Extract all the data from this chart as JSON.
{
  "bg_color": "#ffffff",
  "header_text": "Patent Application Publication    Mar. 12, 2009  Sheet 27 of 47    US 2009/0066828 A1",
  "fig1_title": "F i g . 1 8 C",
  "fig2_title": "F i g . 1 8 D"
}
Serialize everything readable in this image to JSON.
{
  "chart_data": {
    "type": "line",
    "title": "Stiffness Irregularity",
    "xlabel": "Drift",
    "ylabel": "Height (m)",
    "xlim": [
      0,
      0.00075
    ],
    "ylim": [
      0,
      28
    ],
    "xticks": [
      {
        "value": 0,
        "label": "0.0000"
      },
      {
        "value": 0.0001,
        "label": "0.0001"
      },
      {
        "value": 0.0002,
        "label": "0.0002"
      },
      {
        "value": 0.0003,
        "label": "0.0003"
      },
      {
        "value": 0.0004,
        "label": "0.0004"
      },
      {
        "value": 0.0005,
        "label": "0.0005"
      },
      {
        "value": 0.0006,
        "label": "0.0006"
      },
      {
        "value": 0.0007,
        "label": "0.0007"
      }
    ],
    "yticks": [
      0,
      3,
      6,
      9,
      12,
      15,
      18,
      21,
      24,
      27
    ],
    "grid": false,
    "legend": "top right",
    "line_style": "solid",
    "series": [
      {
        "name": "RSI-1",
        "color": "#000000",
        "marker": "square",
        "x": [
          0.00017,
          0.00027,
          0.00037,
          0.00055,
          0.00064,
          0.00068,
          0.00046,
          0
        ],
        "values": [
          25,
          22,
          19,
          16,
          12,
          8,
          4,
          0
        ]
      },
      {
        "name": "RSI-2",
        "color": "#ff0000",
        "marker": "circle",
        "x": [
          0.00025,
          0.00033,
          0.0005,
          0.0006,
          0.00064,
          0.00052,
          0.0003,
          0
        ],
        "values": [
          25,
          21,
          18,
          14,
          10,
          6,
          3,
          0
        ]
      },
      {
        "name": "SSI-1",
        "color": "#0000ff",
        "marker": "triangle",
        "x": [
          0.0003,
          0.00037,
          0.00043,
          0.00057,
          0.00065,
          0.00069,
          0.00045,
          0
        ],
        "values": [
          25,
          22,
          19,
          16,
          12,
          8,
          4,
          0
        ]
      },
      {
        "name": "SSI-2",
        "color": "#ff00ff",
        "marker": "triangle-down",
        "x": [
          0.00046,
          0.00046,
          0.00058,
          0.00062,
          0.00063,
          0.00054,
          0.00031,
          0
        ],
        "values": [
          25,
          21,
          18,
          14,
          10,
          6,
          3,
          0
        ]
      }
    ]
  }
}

▸ REQUIRED WORK: Copy out the data shown above without altering anything.

▸ EXPECTED ANSWER:
Extract all the data from this chart as JSON.
{
  "bg_color": "#ffffff",
  "header_text": "Patent Application Publication    Mar. 12, 2009  Sheet 27 of 47    US 2009/0066828 A1",
  "fig1_title": "F i g . 1 8 C",
  "fig2_title": "F i g . 1 8 D"
}
Serialize everything readable in this image to JSON.
{
  "chart_data": {
    "type": "line",
    "title": "Stiffness Irregularity",
    "xlabel": "Drift",
    "ylabel": "Height (m)",
    "xlim": [
      0,
      0.00075
    ],
    "ylim": [
      0,
      28
    ],
    "xticks": [
      {
        "value": 0,
        "label": "0.0000"
      },
      {
        "value": 0.0001,
        "label": "0.0001"
      },
      {
        "value": 0.0002,
        "label": "0.0002"
      },
      {
        "value": 0.0003,
        "label": "0.0003"
      },
      {
        "value": 0.0004,
        "label": "0.0004"
      },
      {
        "value": 0.0005,
        "label": "0.0005"
      },
      {
        "value": 0.0006,
        "label": "0.0006"
      },
      {
        "value": 0.0007,
        "label": "0.0007"
      }
    ],
    "yticks": [
      0,
      3,
      6,
      9,
      12,
      15,
      18,
      21,
      24,
      27
    ],
    "grid": false,
    "legend": "top right",
    "line_style": "solid",
    "series": [
      {
        "name": "RSI-1",
        "color": "#000000",
        "marker": "square",
        "x": [
          0.00017,
          0.00027,
          0.00037,
          0.00055,
          0.00064,
          0.00068,
          0.00046,
          0
        ],
        "values": [
          25,
          22,
          19,
          16,
          12,
          8,
          4,
          0
        ]
      },
      {
        "name": "RSI-2",
        "color": "#ff0000",
        "marker": "circle",
        "x": [
          0.00025,
          0.00033,
          0.0005,
          0.0006,
          0.00064,
          0.00052,
          0.0003,
          0
        ],
        "values": [
          25,
          21,
          18,
          14,
          10,
          6,
          3,
          0
        ]
      },
      {
        "name": "SSI-1",
        "color": "#0000ff",
        "marker": "triangle",
        "x": [
          0.0003,
          0.00037,
          0.00043,
          0.00057,
          0.00065,
          0.00069,
          0.00045,
          0
        ],
        "values": [
          25,
          22,
          19,
          16,
          12,
          8,
          4,
          0
        ]
      },
      {
        "name": "SSI-2",
        "color": "#ff00ff",
        "marker": "triangle-down",
        "x": [
          0.00046,
          0.00046,
          0.00058,
          0.00062,
          0.00063,
          0.00054,
          0.00031,
          0
        ],
        "values": [
          25,
          21,
          18,
          14,
          10,
          6,
          3,
          0
        ]
      }
    ]
  }
}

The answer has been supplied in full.